Stored records:
= = = = = = =

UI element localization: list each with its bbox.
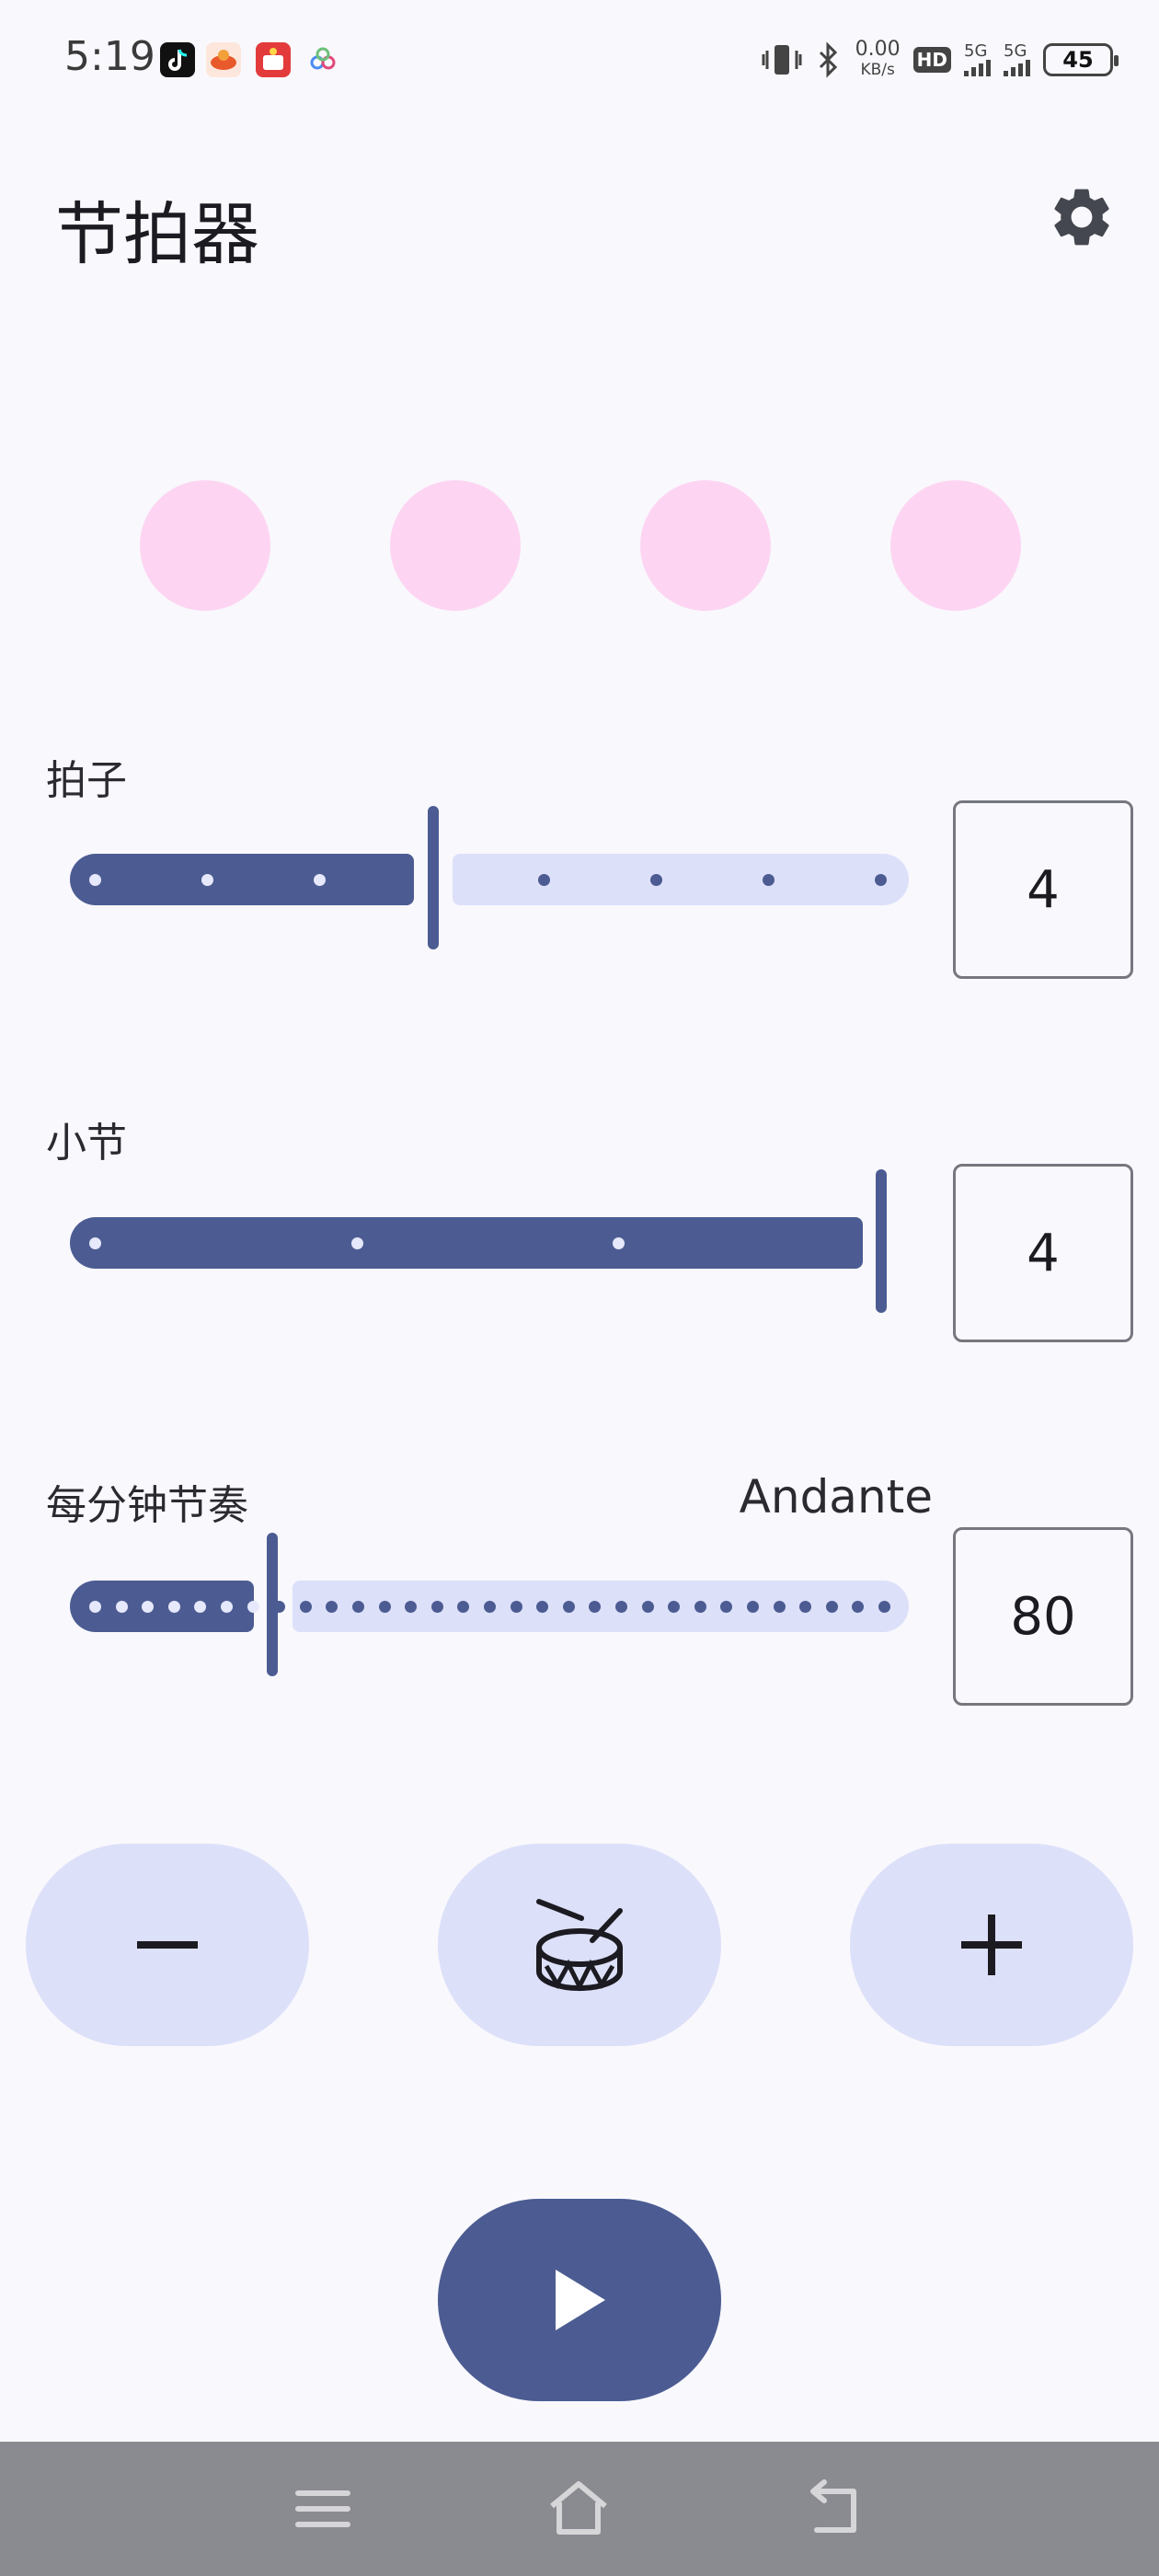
battery-level: 45 <box>1062 47 1094 73</box>
increase-tempo-button[interactable] <box>850 1844 1133 2046</box>
menu-button[interactable] <box>289 2475 357 2543</box>
slider-tick <box>641 1601 654 1613</box>
slider-tick <box>378 1601 391 1613</box>
beats-slider-thumb[interactable] <box>428 806 439 949</box>
status-indicators: 0.00 KB/s HD 5G 5G 45 <box>762 37 1119 83</box>
slider-tick <box>650 874 662 886</box>
network-speed-unit: KB/s <box>860 61 895 79</box>
shopping-app-icon <box>256 42 291 77</box>
tiktok-icon <box>160 42 195 77</box>
slider-tick <box>538 874 550 886</box>
beats-slider-inactive-track <box>453 854 909 905</box>
hd-badge: HD <box>912 47 951 73</box>
slider-tick <box>167 1601 180 1613</box>
slider-tick <box>878 1601 890 1613</box>
tempo-value: 80 <box>1010 1586 1076 1647</box>
slider-tick <box>562 1601 575 1613</box>
vibrate-icon <box>762 45 802 75</box>
beats-value: 4 <box>1027 859 1060 920</box>
slider-tick <box>430 1601 443 1613</box>
slider-tick <box>221 1601 233 1613</box>
slider-tick <box>247 1601 259 1613</box>
signal-5g-1: 5G <box>964 43 991 76</box>
signal-5g-1-label: 5G <box>964 41 988 61</box>
slider-tick <box>89 1237 101 1249</box>
network-speed-value: 0.00 <box>855 38 901 61</box>
slider-tick <box>615 1601 627 1613</box>
beat-indicator-2 <box>390 480 521 611</box>
decrease-tempo-button[interactable] <box>26 1844 309 2046</box>
beats-slider[interactable] <box>70 806 909 949</box>
status-bar: 5:19 0.00 KB/s HD 5G 5G 45 <box>0 0 1159 120</box>
signal-5g-2-label: 5G <box>1004 41 1027 61</box>
tempo-slider[interactable] <box>70 1533 909 1676</box>
signal-bars-icon <box>964 60 991 76</box>
tempo-label: 每分钟节奏 <box>46 1482 248 1529</box>
slider-tick <box>201 874 213 886</box>
plus-icon <box>961 1915 1022 1975</box>
slider-tick <box>613 1237 625 1249</box>
measures-slider-active-track <box>70 1217 863 1269</box>
slider-tick <box>763 874 775 886</box>
beats-label: 拍子 <box>46 757 127 804</box>
settings-button[interactable] <box>1047 182 1117 252</box>
back-icon <box>810 2479 856 2533</box>
measures-value: 4 <box>1027 1223 1060 1283</box>
slider-tick <box>352 1601 364 1613</box>
beat-indicator-1 <box>140 480 270 611</box>
slider-tick <box>747 1601 759 1613</box>
beats-value-field[interactable]: 4 <box>953 800 1133 979</box>
tempo-marking: Andante <box>739 1470 933 1524</box>
system-nav-bar <box>0 2442 1159 2576</box>
cloud-app-icon <box>305 42 340 77</box>
status-time: 5:19 <box>64 33 155 80</box>
measures-slider[interactable] <box>70 1169 909 1313</box>
tempo-value-field[interactable]: 80 <box>953 1527 1133 1706</box>
home-icon <box>550 2481 607 2535</box>
slider-tick <box>484 1601 496 1613</box>
slider-tick <box>825 1601 838 1613</box>
measures-slider-thumb[interactable] <box>876 1169 887 1313</box>
food-app-icon <box>206 42 241 77</box>
slider-tick <box>510 1601 522 1613</box>
play-button[interactable] <box>438 2199 721 2401</box>
slider-tick <box>115 1601 128 1613</box>
tap-tempo-button[interactable] <box>438 1844 721 2046</box>
gear-icon <box>1054 189 1109 246</box>
page-title: 节拍器 <box>55 195 259 274</box>
home-button[interactable] <box>545 2475 613 2543</box>
play-icon <box>556 2270 605 2330</box>
slider-tick <box>299 1601 312 1613</box>
slider-tick <box>89 874 101 886</box>
slider-tick <box>694 1601 706 1613</box>
beat-indicator-4 <box>890 480 1021 611</box>
signal-bars-icon <box>1004 60 1030 76</box>
slider-tick <box>875 874 887 886</box>
drum-icon <box>536 1899 623 1992</box>
beat-indicator-3 <box>640 480 771 611</box>
slider-tick <box>773 1601 786 1613</box>
signal-5g-2: 5G <box>1004 43 1030 76</box>
menu-icon <box>295 2490 350 2527</box>
measures-label: 小节 <box>46 1120 127 1167</box>
slider-tick <box>89 1601 101 1613</box>
minus-icon <box>137 1941 198 1949</box>
beats-slider-active-track <box>70 854 414 905</box>
battery-indicator: 45 <box>1043 43 1119 76</box>
measures-value-field[interactable]: 4 <box>953 1164 1133 1342</box>
slider-tick <box>314 874 326 886</box>
back-button[interactable] <box>802 2475 870 2543</box>
network-speed: 0.00 KB/s <box>855 40 901 80</box>
slider-tick <box>351 1237 363 1249</box>
bluetooth-icon <box>819 41 837 78</box>
slider-tick <box>273 1601 286 1613</box>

= = = = = = =

▶ **What you are asked to do**:
Return all of the data above line for line and unchanged, omitting the pictures.

▶ **Result for this exercise**:
UI element localization: list each with its bbox.
battery-level: 45 <box>1062 47 1094 73</box>
increase-tempo-button[interactable] <box>850 1844 1133 2046</box>
menu-button[interactable] <box>289 2475 357 2543</box>
slider-tick <box>641 1601 654 1613</box>
slider-tick <box>378 1601 391 1613</box>
beats-slider-thumb[interactable] <box>428 806 439 949</box>
status-indicators: 0.00 KB/s HD 5G 5G 45 <box>762 37 1119 83</box>
slider-tick <box>650 874 662 886</box>
network-speed-unit: KB/s <box>860 61 895 79</box>
shopping-app-icon <box>256 42 291 77</box>
tiktok-icon <box>160 42 195 77</box>
slider-tick <box>538 874 550 886</box>
beats-slider-inactive-track <box>453 854 909 905</box>
hd-badge: HD <box>912 47 951 73</box>
slider-tick <box>167 1601 180 1613</box>
slider-tick <box>878 1601 890 1613</box>
tempo-value: 80 <box>1010 1586 1076 1647</box>
slider-tick <box>562 1601 575 1613</box>
vibrate-icon <box>762 45 802 75</box>
beats-value: 4 <box>1027 859 1060 920</box>
slider-tick <box>430 1601 443 1613</box>
slider-tick <box>221 1601 233 1613</box>
slider-tick <box>247 1601 259 1613</box>
signal-5g-1: 5G <box>964 43 991 76</box>
signal-5g-1-label: 5G <box>964 41 988 61</box>
slider-tick <box>89 1237 101 1249</box>
network-speed-value: 0.00 <box>855 38 901 61</box>
slider-tick <box>615 1601 627 1613</box>
beat-indicator-2 <box>390 480 521 611</box>
decrease-tempo-button[interactable] <box>26 1844 309 2046</box>
beats-slider[interactable] <box>70 806 909 949</box>
status-bar: 5:19 0.00 KB/s HD 5G 5G 45 <box>0 0 1159 120</box>
signal-5g-2-label: 5G <box>1004 41 1027 61</box>
tempo-slider[interactable] <box>70 1533 909 1676</box>
signal-bars-icon <box>964 60 991 76</box>
tempo-label: 每分钟节奏 <box>46 1482 248 1529</box>
slider-tick <box>201 874 213 886</box>
plus-icon <box>961 1915 1022 1975</box>
slider-tick <box>613 1237 625 1249</box>
measures-slider-active-track <box>70 1217 863 1269</box>
slider-tick <box>763 874 775 886</box>
beats-label: 拍子 <box>46 757 127 804</box>
settings-button[interactable] <box>1047 182 1117 252</box>
back-icon <box>810 2479 856 2533</box>
measures-value: 4 <box>1027 1223 1060 1283</box>
slider-tick <box>352 1601 364 1613</box>
beat-indicator-1 <box>140 480 270 611</box>
slider-tick <box>747 1601 759 1613</box>
beats-value-field[interactable]: 4 <box>953 800 1133 979</box>
tempo-marking: Andante <box>739 1470 933 1524</box>
system-nav-bar <box>0 2442 1159 2576</box>
cloud-app-icon <box>305 42 340 77</box>
status-time: 5:19 <box>64 33 155 80</box>
measures-slider[interactable] <box>70 1169 909 1313</box>
tempo-value-field[interactable]: 80 <box>953 1527 1133 1706</box>
home-icon <box>550 2481 607 2535</box>
slider-tick <box>484 1601 496 1613</box>
slider-tick <box>825 1601 838 1613</box>
measures-slider-thumb[interactable] <box>876 1169 887 1313</box>
food-app-icon <box>206 42 241 77</box>
slider-tick <box>510 1601 522 1613</box>
play-button[interactable] <box>438 2199 721 2401</box>
slider-tick <box>115 1601 128 1613</box>
tap-tempo-button[interactable] <box>438 1844 721 2046</box>
gear-icon <box>1054 189 1109 246</box>
page-title: 节拍器 <box>55 195 259 274</box>
home-button[interactable] <box>545 2475 613 2543</box>
play-icon <box>556 2270 605 2330</box>
slider-tick <box>299 1601 312 1613</box>
slider-tick <box>89 874 101 886</box>
slider-tick <box>694 1601 706 1613</box>
beat-indicator-4 <box>890 480 1021 611</box>
signal-bars-icon <box>1004 60 1030 76</box>
slider-tick <box>875 874 887 886</box>
drum-icon <box>536 1899 623 1992</box>
beat-indicator-3 <box>640 480 771 611</box>
slider-tick <box>773 1601 786 1613</box>
signal-5g-2: 5G <box>1004 43 1030 76</box>
menu-icon <box>295 2490 350 2527</box>
measures-label: 小节 <box>46 1120 127 1167</box>
slider-tick <box>89 1601 101 1613</box>
minus-icon <box>137 1941 198 1949</box>
beats-slider-active-track <box>70 854 414 905</box>
battery-indicator: 45 <box>1043 43 1119 76</box>
measures-value-field[interactable]: 4 <box>953 1164 1133 1342</box>
slider-tick <box>314 874 326 886</box>
back-button[interactable] <box>802 2475 870 2543</box>
network-speed: 0.00 KB/s <box>855 40 901 80</box>
slider-tick <box>351 1237 363 1249</box>
bluetooth-icon <box>819 41 837 78</box>
slider-tick <box>273 1601 286 1613</box>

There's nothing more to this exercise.